• [REQUEST] Locate each line in the entries below that contains the string "status" and copy those lines.

[Element-and-box listings]
++++++

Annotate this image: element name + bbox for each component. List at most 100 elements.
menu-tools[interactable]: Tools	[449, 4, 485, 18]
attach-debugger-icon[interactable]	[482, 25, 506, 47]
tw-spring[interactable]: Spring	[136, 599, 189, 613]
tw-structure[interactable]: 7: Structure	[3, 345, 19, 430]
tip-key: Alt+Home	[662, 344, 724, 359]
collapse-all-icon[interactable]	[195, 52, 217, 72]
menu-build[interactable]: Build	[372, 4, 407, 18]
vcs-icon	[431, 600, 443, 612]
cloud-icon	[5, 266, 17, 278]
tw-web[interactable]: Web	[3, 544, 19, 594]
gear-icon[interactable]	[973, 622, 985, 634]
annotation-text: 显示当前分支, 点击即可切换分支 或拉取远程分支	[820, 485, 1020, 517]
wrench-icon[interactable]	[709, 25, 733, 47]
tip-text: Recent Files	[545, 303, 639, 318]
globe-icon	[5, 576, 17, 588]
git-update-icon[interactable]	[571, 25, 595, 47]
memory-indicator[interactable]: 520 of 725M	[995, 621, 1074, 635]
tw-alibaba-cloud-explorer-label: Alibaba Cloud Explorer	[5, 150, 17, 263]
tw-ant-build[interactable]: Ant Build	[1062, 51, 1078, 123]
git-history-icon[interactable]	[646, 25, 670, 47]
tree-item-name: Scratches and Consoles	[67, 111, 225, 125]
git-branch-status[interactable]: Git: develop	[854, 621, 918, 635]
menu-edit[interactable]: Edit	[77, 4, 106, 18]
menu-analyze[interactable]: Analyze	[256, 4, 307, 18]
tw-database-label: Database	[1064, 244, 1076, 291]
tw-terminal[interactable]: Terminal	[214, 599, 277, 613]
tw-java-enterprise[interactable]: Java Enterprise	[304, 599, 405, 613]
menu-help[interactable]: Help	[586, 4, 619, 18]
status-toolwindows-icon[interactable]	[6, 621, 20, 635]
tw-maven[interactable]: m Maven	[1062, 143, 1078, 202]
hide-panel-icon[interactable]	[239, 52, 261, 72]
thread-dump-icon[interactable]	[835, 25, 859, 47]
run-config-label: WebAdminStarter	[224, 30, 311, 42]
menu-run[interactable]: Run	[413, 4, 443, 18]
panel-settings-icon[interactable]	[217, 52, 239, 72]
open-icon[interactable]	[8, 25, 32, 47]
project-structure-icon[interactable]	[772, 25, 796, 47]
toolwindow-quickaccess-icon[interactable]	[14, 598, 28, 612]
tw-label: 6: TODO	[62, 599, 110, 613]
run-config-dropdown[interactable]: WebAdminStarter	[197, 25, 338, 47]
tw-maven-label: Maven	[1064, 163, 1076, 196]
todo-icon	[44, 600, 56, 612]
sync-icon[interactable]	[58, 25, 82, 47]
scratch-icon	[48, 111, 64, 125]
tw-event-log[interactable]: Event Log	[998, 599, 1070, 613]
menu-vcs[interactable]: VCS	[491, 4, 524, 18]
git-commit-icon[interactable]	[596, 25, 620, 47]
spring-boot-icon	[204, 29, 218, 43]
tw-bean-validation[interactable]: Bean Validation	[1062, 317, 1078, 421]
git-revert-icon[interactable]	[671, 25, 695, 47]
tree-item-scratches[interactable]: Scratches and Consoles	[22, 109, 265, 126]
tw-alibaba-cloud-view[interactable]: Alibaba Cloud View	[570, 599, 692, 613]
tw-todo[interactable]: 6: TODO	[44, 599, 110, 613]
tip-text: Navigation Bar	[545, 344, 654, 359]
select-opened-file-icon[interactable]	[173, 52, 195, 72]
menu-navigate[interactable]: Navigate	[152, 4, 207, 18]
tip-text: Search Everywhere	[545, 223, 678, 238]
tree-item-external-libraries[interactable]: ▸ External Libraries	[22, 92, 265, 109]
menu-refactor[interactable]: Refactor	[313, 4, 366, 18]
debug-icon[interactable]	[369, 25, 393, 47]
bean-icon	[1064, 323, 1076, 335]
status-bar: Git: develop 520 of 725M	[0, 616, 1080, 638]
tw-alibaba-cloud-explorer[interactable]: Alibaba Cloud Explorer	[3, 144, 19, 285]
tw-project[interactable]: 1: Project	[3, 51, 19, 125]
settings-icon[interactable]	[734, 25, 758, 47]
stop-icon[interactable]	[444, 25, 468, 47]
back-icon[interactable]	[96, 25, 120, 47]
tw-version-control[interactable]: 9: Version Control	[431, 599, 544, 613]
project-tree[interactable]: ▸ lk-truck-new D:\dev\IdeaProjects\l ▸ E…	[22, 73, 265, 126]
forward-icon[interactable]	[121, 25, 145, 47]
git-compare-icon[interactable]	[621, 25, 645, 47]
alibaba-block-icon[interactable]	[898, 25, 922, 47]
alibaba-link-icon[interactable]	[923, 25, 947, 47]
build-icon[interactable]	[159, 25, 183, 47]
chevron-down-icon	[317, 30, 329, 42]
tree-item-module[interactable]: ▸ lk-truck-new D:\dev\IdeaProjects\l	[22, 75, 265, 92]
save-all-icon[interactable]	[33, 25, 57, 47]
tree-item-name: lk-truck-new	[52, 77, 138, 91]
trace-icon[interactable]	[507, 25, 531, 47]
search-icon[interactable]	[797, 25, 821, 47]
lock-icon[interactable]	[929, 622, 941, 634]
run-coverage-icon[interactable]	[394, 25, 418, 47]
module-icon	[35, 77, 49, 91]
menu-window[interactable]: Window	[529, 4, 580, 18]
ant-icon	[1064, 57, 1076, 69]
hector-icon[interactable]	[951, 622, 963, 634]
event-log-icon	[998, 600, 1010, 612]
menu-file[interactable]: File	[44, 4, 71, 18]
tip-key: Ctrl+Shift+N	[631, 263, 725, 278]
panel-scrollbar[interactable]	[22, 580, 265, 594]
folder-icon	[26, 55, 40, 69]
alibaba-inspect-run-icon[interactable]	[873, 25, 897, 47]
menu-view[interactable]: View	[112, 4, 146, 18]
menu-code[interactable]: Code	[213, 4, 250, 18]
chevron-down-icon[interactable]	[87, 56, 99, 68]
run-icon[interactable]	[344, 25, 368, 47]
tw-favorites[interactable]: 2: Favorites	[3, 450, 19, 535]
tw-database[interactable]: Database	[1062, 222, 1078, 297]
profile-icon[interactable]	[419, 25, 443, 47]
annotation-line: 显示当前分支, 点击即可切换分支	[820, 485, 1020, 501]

++++++

• [TASK ANSWER]
git-branch-status[interactable]: Git: develop	[854, 621, 918, 635]
status-toolwindows-icon[interactable]	[6, 621, 20, 635]
status-bar: Git: develop 520 of 725M	[0, 616, 1080, 638]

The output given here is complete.